Berlon (Mont) da Ruz

Berlon (Mont) da Ruz
La gita
titty79
3 06/06/2015

Saliti al colle Berlon e percorsa la bella e breve cresta nord-ovest..passaggi mai difficili e roccia buona..corda utile per sicurezza solamente in un breve tratto poco prima della punta.
Discesa per la cresta sud-ovest, parte iniziale della cresta molto aerea ma ben fessurata e buona roccia solida..solo con licheni secchi che non rendono la tenuta sempre buona della suola.
Proseguito poi per la parete ovest tra ripide cengie fino a raggiungere un canalone…da qui qualita’ della roccia in sfacelo, neve nel canale molto molle, fino a raggiungere la base completamente di rocce instabili.
Percorso un traverso ancora ben innevato al di sotto della cresta che collega il Berlon alla Crete Seche..salito un canale ripido e di sfasciumi ad ovest che ci ha portato all’attacco della cresta nord della crete Seche.
#####
Prosegui la relazione della gita al Mont Berlon, riprendendo subito dopo la sua ultima frase. Le voci riportate più avanti non hanno alcun legame con la relazione.
#####
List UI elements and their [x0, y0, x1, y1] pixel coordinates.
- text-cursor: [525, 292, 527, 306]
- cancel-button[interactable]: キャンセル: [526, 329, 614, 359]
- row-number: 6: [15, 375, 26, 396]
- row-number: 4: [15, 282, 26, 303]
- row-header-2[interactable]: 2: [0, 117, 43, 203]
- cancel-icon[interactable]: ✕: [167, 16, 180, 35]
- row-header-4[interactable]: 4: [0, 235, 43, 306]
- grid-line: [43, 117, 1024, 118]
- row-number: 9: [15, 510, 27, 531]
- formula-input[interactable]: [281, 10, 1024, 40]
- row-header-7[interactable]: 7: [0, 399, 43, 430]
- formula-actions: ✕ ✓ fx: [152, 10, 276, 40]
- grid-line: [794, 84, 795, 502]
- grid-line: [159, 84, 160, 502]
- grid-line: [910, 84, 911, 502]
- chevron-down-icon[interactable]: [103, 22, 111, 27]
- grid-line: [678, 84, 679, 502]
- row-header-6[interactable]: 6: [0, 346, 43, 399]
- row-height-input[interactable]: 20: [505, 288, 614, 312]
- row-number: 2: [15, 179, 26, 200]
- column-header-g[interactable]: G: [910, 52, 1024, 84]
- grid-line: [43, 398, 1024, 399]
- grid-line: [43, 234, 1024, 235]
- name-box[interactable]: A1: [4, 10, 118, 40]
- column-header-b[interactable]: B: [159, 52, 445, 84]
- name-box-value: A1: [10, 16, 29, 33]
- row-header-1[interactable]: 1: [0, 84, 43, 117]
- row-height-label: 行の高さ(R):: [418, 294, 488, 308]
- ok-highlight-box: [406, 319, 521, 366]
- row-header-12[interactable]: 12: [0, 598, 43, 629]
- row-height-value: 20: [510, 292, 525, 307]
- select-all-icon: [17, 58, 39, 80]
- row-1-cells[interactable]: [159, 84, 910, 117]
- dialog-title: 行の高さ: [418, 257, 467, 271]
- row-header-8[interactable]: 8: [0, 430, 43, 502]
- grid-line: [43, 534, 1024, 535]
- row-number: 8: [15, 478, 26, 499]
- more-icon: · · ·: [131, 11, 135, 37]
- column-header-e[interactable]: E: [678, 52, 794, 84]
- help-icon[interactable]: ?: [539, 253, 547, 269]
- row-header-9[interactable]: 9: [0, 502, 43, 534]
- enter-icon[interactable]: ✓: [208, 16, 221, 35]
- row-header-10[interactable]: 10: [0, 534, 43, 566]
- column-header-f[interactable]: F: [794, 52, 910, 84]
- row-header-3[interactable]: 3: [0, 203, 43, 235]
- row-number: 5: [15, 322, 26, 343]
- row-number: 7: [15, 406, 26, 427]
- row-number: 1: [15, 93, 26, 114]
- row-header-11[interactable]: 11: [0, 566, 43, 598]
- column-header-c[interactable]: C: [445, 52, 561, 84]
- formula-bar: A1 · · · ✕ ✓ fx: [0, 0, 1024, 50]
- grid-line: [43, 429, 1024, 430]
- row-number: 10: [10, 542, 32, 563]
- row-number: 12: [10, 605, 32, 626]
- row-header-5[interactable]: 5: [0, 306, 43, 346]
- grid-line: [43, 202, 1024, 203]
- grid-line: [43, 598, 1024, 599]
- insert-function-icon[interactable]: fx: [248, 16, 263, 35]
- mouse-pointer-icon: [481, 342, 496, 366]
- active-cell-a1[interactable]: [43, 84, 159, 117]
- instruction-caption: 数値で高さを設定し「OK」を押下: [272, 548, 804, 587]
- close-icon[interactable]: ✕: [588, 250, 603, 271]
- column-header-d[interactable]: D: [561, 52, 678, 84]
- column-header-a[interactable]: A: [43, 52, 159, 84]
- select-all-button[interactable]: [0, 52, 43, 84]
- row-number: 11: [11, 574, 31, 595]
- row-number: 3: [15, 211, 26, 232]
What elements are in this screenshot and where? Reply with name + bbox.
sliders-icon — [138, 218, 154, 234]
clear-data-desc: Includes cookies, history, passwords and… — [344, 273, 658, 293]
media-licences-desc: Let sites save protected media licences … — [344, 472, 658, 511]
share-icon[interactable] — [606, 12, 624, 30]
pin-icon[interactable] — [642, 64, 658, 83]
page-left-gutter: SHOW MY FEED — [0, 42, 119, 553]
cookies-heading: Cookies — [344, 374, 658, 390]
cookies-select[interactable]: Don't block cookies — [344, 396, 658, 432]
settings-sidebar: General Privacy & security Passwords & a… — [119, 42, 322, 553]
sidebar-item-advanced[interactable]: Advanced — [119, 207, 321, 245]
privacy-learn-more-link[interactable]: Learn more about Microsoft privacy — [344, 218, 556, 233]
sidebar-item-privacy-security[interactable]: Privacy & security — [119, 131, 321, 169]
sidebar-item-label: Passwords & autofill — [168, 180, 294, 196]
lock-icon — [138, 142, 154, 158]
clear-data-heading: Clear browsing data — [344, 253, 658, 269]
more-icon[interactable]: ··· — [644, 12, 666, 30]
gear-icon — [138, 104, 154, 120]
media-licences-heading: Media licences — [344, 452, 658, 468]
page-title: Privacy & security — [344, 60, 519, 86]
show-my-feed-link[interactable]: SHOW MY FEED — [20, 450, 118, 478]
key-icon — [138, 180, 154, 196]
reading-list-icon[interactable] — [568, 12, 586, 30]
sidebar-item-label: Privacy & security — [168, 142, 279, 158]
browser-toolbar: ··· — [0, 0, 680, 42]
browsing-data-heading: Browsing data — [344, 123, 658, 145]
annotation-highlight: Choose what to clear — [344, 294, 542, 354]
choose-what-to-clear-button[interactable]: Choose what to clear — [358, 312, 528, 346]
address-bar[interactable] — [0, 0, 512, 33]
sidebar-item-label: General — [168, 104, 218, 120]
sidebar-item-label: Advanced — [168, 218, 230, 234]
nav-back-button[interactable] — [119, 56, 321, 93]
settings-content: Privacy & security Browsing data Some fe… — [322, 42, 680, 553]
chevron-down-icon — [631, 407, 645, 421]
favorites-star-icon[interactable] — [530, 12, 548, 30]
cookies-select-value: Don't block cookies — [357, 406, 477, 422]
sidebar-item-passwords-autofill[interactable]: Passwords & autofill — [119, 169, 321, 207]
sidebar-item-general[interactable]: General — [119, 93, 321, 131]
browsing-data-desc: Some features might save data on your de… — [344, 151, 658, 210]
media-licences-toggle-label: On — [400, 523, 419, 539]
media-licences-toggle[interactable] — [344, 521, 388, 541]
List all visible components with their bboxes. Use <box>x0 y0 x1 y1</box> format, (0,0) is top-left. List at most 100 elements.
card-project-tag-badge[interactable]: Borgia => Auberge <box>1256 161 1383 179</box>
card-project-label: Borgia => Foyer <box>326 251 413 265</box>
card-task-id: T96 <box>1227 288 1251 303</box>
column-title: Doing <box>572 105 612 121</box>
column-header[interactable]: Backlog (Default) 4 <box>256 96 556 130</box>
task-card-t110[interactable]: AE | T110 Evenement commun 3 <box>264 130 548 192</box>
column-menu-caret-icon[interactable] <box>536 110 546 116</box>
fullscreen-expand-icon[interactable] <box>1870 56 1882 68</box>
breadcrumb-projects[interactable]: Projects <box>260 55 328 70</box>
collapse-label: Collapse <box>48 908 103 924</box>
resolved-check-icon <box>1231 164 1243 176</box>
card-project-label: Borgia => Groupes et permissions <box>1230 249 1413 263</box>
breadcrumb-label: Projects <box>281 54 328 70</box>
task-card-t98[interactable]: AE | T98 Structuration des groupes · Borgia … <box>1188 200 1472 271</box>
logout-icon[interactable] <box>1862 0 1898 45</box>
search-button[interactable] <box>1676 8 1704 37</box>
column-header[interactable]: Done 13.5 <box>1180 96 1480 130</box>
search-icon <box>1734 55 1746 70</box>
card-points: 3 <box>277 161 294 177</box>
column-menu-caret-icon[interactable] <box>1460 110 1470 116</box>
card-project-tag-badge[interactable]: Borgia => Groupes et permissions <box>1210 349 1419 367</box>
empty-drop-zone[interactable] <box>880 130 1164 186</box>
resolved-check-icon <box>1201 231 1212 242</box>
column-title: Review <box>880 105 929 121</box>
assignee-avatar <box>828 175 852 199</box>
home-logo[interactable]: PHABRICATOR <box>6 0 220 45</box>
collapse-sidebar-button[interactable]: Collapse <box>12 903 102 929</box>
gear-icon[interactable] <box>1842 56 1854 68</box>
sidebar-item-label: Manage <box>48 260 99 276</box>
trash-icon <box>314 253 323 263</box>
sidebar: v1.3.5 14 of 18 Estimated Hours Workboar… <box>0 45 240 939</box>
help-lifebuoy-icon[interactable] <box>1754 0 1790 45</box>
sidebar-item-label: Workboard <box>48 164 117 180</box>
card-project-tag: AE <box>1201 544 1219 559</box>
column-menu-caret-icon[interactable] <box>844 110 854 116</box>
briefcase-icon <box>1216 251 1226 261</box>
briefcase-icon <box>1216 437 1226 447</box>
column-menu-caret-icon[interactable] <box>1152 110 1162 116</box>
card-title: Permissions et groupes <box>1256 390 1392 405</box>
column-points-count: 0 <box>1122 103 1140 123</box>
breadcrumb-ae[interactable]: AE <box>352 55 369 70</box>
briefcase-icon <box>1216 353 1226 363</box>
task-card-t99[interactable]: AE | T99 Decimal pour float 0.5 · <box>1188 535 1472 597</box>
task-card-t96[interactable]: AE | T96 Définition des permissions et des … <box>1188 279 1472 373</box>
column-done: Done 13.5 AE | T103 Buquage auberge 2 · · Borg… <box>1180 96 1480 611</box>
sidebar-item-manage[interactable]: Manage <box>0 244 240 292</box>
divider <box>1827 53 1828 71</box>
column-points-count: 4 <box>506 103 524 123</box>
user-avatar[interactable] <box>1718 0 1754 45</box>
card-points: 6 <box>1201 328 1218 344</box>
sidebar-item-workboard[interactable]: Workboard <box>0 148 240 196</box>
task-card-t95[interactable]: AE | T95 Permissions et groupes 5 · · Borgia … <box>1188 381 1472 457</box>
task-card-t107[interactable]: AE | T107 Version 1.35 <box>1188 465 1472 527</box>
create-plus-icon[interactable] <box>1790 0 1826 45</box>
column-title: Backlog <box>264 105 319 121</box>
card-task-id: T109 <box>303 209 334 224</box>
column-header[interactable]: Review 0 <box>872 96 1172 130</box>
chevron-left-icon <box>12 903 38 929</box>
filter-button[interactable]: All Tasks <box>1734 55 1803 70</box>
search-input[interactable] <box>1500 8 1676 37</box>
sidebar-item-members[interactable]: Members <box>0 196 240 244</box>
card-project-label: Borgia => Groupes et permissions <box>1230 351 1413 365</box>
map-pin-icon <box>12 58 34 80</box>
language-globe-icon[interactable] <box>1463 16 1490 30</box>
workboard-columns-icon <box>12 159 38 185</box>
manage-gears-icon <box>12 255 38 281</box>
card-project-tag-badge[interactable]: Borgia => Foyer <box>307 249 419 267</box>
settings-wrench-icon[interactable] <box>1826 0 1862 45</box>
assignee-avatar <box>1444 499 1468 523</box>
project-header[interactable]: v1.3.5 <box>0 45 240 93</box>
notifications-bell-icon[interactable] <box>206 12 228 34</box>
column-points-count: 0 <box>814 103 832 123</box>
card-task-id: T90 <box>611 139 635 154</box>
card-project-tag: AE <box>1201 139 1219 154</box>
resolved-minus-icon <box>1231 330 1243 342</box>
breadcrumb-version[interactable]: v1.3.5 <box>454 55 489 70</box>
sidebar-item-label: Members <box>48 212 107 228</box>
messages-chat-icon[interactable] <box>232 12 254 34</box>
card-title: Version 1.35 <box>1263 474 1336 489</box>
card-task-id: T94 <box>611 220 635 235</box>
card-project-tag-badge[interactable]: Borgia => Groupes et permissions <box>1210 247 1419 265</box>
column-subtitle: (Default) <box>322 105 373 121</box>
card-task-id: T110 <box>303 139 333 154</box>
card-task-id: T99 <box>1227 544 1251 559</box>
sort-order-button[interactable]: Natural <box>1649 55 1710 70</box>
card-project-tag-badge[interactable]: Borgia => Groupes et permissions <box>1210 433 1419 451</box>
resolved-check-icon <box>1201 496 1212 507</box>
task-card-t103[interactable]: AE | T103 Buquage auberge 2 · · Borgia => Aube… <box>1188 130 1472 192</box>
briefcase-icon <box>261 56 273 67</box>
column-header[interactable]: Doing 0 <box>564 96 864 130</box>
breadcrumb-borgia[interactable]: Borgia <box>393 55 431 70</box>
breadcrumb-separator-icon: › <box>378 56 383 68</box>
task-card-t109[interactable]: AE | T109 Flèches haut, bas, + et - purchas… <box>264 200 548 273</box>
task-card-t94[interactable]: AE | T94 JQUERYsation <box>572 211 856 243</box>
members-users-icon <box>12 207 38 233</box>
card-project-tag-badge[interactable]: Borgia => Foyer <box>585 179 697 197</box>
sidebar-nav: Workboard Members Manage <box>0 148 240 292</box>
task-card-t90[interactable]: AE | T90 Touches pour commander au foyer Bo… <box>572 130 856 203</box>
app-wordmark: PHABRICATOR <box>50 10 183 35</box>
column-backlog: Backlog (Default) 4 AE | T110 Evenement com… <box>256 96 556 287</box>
#####
Svolgimento:
percorso di cresta vario..su buona roccia e non, con passaggi a volte esposti e divertente arrampicata, anche se appunto occorre fare attenzione alla non sempre buona qualita’ della roccia.
Dopo una prima parte di cresta si scende ad una depressione a monte di un largo e ripido canale (che abbiamo usato al ritorno per scendere nella Comba di Vert Tzan, reputandolo piu’ comodo e sopratutto sicuro di altre vie di discesa) per poi risalire la ripida ed abbastanza stabile crestona finale che conduce in breve all’utlimo piu’ delicato tratto per arrivare in punta, con roccia buona ma passaggio piu’ atletico ed esposto..dopo di che si arriva sotto il punto culminante dove e’ presente un ometto.
Per l’intero percorso utili friends e fettucce per una buona sicura.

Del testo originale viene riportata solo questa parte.